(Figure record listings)

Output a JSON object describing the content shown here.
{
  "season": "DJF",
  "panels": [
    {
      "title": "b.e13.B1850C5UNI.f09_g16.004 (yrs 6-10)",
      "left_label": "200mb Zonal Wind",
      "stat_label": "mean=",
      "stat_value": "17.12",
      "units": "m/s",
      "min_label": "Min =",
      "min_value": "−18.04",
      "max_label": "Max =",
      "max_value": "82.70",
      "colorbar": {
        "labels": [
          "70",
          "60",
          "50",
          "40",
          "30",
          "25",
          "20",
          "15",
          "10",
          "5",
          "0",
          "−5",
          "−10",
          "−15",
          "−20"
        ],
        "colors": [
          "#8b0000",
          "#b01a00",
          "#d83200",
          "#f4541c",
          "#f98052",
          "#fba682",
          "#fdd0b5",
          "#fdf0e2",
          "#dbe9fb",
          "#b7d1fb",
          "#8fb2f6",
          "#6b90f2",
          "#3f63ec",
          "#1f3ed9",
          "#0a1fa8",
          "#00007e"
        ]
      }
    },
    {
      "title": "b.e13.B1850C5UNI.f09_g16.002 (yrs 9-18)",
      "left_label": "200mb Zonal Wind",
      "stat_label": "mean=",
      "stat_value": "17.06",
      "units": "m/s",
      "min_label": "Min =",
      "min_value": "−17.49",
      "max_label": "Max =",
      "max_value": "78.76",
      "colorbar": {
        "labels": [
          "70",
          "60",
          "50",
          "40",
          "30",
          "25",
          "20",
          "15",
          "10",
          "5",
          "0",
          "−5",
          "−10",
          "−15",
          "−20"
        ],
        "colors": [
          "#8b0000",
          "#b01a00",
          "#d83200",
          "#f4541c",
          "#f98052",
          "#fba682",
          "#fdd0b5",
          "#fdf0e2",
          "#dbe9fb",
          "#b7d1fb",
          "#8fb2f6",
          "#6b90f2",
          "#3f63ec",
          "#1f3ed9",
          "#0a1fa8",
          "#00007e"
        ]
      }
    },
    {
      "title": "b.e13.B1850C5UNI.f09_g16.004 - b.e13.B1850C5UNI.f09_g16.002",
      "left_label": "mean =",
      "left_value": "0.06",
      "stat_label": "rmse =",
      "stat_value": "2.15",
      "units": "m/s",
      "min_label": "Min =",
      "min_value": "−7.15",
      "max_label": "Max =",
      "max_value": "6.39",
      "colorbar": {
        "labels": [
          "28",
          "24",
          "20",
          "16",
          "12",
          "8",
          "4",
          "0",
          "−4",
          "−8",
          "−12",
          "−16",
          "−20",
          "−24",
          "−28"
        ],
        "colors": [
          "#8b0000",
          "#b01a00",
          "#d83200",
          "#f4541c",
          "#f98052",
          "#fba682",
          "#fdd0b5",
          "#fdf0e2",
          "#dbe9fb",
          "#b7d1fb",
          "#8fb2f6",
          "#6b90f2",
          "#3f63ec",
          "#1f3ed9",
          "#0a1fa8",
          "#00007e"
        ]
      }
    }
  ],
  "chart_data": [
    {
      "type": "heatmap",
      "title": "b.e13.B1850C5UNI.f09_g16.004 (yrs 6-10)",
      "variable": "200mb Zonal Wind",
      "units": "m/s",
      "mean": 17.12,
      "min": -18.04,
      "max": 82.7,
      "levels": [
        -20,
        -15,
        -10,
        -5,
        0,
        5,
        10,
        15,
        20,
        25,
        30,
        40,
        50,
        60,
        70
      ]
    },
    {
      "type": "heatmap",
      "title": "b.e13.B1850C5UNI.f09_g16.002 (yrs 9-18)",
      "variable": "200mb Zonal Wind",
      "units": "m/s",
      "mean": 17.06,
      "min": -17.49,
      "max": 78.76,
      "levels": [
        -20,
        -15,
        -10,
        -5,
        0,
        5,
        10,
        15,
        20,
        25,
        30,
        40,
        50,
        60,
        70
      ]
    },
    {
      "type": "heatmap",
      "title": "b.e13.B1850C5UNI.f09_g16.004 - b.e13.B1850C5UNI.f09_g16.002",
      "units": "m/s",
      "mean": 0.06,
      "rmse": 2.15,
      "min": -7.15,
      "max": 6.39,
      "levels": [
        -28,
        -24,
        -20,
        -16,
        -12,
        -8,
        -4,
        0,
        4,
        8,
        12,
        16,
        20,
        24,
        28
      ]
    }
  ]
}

**Given task**
Look through the lines above and collect those with the word "mean".

**Answer to this task**
      "stat_label": "mean=",
      "stat_label": "mean=",
      "left_label": "mean =",
      "mean": 17.12,
      "mean": 17.06,
      "mean": 0.06,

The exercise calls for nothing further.